• [Exercise input]:

—————

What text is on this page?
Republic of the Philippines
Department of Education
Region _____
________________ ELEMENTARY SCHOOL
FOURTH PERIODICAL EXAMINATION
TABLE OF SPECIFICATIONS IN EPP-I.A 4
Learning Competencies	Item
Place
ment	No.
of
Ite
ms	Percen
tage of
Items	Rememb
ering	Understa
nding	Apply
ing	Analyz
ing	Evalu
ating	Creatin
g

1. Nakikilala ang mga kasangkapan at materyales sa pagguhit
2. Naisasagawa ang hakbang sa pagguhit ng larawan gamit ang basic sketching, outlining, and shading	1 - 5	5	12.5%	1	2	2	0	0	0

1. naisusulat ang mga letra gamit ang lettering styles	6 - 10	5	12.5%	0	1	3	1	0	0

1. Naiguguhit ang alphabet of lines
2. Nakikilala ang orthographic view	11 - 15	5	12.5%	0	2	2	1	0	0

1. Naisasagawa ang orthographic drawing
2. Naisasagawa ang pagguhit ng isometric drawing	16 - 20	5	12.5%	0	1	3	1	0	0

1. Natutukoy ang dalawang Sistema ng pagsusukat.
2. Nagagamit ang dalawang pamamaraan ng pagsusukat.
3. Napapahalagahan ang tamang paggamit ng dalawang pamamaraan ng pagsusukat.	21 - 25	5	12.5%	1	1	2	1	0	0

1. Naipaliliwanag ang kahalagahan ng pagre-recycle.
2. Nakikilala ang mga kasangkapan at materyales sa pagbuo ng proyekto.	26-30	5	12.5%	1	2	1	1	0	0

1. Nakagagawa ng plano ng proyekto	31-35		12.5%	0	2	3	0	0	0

—————

• [Your task]: The listing above should be transcribed in full, exactly as written.

• [Reply to the exercise]:
What text is on this page?
Republic of the Philippines
Department of Education
Region _____
________________ ELEMENTARY SCHOOL
FOURTH PERIODICAL EXAMINATION
TABLE OF SPECIFICATIONS IN EPP-I.A 4
Learning Competencies	Item
Place
ment	No.
of
Ite
ms	Percen
tage of
Items	Rememb
ering	Understa
nding	Apply
ing	Analyz
ing	Evalu
ating	Creatin
g

1. Nakikilala ang mga kasangkapan at materyales sa pagguhit
2. Naisasagawa ang hakbang sa pagguhit ng larawan gamit ang basic sketching, outlining, and shading	1 - 5	5	12.5%	1	2	2	0	0	0

1. naisusulat ang mga letra gamit ang lettering styles	6 - 10	5	12.5%	0	1	3	1	0	0

1. Naiguguhit ang alphabet of lines
2. Nakikilala ang orthographic view	11 - 15	5	12.5%	0	2	2	1	0	0

1. Naisasagawa ang orthographic drawing
2. Naisasagawa ang pagguhit ng isometric drawing	16 - 20	5	12.5%	0	1	3	1	0	0

1. Natutukoy ang dalawang Sistema ng pagsusukat.
2. Nagagamit ang dalawang pamamaraan ng pagsusukat.
3. Napapahalagahan ang tamang paggamit ng dalawang pamamaraan ng pagsusukat.	21 - 25	5	12.5%	1	1	2	1	0	0

1. Naipaliliwanag ang kahalagahan ng pagre-recycle.
2. Nakikilala ang mga kasangkapan at materyales sa pagbuo ng proyekto.	26-30	5	12.5%	1	2	1	1	0	0

1. Nakagagawa ng plano ng proyekto	31-35		12.5%	0	2	3	0	0	0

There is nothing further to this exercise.